--- start of Materials provided ---
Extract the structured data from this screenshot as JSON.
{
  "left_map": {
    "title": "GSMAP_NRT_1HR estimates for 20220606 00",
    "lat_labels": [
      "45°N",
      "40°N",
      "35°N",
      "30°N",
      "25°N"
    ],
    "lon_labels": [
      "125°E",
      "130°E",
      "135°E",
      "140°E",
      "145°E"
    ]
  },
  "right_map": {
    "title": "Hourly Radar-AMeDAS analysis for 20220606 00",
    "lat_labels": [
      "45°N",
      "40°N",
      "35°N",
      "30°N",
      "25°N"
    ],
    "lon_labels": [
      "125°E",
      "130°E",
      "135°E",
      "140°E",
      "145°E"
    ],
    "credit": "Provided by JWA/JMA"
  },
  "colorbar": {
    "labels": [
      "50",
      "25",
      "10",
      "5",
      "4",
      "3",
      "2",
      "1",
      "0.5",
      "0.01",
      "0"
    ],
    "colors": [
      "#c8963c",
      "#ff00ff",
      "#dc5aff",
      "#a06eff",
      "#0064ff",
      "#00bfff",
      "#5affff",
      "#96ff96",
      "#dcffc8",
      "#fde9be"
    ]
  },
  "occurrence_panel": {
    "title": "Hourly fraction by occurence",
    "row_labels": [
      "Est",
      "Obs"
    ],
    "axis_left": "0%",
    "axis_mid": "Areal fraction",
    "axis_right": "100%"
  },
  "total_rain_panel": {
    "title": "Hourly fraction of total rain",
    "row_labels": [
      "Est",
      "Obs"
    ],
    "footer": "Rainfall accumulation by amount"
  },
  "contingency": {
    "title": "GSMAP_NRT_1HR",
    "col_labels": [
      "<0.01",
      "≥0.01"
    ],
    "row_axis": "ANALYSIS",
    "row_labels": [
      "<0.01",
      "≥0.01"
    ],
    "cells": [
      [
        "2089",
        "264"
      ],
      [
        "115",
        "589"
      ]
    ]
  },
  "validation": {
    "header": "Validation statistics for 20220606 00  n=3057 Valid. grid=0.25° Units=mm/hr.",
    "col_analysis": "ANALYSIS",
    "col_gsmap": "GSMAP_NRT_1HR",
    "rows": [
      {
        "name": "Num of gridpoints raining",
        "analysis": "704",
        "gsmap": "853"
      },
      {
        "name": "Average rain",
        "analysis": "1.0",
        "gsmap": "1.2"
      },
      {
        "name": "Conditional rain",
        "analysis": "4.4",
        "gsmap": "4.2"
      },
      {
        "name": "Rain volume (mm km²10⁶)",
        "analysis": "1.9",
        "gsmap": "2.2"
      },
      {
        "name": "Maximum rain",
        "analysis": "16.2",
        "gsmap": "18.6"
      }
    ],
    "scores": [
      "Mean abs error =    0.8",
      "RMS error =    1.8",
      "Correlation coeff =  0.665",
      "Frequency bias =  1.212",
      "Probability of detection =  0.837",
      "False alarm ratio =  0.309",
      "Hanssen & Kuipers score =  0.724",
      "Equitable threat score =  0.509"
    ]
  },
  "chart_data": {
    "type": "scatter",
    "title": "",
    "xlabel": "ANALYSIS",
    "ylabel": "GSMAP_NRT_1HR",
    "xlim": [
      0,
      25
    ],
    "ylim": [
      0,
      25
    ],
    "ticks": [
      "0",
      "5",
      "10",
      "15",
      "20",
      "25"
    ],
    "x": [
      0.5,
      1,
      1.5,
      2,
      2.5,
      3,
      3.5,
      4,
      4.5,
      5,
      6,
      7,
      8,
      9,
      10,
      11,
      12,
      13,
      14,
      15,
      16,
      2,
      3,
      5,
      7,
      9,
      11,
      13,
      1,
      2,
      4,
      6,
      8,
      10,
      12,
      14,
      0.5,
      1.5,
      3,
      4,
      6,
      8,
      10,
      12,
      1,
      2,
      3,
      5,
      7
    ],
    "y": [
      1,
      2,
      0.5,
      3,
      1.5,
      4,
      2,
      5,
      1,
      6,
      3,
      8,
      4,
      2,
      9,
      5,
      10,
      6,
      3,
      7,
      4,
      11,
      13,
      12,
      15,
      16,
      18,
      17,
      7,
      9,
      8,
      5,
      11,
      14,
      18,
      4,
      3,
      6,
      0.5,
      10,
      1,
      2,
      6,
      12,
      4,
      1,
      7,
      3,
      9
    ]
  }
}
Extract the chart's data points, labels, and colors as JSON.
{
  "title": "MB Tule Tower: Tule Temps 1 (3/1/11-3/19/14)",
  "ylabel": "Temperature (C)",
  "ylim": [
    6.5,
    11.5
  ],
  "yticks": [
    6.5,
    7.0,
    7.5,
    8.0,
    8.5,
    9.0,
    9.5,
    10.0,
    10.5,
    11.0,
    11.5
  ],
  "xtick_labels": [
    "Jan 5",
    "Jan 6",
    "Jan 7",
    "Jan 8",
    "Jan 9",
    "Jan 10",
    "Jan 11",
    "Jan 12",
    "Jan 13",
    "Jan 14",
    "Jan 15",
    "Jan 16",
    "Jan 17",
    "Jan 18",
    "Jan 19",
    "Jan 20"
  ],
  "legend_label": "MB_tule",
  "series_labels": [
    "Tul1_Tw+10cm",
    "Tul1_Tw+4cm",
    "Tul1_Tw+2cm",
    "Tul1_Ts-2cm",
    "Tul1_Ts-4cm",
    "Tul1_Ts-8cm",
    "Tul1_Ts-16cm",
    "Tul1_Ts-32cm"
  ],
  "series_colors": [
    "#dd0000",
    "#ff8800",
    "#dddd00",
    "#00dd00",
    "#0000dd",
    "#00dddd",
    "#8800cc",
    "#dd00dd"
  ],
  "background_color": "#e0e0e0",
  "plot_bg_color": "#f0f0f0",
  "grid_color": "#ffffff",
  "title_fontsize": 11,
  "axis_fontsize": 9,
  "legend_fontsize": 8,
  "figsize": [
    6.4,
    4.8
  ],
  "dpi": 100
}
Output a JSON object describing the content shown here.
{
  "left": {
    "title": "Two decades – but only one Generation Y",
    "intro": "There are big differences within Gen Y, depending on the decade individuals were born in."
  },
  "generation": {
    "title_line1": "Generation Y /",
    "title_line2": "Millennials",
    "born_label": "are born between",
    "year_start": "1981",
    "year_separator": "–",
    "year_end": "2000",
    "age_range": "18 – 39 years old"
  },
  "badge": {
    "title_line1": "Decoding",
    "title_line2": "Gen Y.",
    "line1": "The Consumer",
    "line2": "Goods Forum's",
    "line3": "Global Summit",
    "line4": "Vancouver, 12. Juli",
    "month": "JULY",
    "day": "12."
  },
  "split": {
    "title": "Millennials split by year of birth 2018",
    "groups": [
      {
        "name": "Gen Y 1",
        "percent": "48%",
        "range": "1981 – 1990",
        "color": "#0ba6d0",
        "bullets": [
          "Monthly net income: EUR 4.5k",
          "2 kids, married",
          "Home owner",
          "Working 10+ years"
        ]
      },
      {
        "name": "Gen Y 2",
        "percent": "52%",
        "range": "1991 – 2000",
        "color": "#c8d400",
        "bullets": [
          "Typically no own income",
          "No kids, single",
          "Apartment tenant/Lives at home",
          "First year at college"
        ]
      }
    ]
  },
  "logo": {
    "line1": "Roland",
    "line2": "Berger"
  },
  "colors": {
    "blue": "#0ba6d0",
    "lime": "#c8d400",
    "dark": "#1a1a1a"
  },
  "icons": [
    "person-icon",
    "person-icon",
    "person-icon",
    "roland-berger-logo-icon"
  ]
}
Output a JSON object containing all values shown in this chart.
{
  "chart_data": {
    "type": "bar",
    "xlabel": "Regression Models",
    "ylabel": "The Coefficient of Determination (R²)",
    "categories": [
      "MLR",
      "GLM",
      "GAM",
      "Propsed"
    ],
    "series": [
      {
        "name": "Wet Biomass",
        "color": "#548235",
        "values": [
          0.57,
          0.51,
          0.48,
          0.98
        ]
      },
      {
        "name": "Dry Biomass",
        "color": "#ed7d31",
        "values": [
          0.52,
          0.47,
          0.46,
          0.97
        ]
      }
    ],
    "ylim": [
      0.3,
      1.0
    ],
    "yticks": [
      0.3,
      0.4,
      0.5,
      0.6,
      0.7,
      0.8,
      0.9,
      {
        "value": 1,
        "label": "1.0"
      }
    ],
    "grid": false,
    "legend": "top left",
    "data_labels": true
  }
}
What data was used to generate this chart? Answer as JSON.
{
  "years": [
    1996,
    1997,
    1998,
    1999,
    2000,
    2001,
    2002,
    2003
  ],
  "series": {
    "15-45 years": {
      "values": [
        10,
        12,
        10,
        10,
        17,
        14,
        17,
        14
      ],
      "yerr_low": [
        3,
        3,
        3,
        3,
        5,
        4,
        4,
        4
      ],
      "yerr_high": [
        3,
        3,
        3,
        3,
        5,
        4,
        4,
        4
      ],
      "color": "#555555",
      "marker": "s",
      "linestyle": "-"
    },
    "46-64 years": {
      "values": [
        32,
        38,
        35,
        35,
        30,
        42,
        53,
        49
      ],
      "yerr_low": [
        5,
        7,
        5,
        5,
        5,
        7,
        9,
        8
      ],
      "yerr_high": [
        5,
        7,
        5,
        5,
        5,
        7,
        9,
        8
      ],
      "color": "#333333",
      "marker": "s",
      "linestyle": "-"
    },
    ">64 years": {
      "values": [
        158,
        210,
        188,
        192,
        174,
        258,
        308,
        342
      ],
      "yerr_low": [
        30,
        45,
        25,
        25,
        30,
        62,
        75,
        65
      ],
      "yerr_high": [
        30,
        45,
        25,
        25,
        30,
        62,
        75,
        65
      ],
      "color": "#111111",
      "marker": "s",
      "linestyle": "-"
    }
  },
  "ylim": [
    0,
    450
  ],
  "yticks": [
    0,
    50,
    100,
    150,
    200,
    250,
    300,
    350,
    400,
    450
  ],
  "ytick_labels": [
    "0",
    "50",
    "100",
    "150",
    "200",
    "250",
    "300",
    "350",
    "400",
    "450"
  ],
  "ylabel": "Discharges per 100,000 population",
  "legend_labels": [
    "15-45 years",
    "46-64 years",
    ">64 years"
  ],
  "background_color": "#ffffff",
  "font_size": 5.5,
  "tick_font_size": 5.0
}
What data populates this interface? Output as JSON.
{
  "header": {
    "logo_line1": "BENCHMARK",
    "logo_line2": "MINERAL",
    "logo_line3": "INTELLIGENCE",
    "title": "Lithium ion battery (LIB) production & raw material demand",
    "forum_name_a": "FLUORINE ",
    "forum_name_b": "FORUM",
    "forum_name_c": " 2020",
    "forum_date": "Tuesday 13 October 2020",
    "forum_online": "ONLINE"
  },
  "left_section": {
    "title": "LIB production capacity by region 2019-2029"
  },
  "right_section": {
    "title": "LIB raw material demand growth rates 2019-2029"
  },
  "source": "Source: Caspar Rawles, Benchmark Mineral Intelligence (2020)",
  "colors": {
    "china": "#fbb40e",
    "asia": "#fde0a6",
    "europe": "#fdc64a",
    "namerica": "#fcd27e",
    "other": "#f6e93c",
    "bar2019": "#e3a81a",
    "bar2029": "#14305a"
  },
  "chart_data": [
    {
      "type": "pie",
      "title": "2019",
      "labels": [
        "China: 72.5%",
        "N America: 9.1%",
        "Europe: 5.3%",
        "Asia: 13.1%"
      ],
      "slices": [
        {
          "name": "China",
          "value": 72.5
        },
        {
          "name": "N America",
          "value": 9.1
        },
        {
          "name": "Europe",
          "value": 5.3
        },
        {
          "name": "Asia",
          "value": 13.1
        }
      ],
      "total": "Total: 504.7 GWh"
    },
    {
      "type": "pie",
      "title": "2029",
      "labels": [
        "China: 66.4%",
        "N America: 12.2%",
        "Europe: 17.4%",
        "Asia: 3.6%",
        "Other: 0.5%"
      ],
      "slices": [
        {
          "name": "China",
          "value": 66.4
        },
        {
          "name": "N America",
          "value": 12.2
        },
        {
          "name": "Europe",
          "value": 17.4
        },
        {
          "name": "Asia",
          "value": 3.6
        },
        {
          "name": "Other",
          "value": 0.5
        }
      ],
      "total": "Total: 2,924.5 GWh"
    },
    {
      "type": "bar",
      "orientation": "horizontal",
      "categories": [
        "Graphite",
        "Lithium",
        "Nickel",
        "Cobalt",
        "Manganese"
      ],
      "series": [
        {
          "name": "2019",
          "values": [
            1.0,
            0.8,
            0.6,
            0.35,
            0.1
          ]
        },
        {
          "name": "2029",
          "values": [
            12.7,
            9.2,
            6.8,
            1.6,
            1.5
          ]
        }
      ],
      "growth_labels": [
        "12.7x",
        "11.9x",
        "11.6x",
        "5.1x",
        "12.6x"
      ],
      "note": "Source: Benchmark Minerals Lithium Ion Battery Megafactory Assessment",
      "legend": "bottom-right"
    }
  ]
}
--- end of Materials provided ---
## Goal of the exercise
Using the listing above, show every line that includes the string "shown".

## Correct output
Output a JSON object describing the content shown here.
Output a JSON object containing all values shown in this chart.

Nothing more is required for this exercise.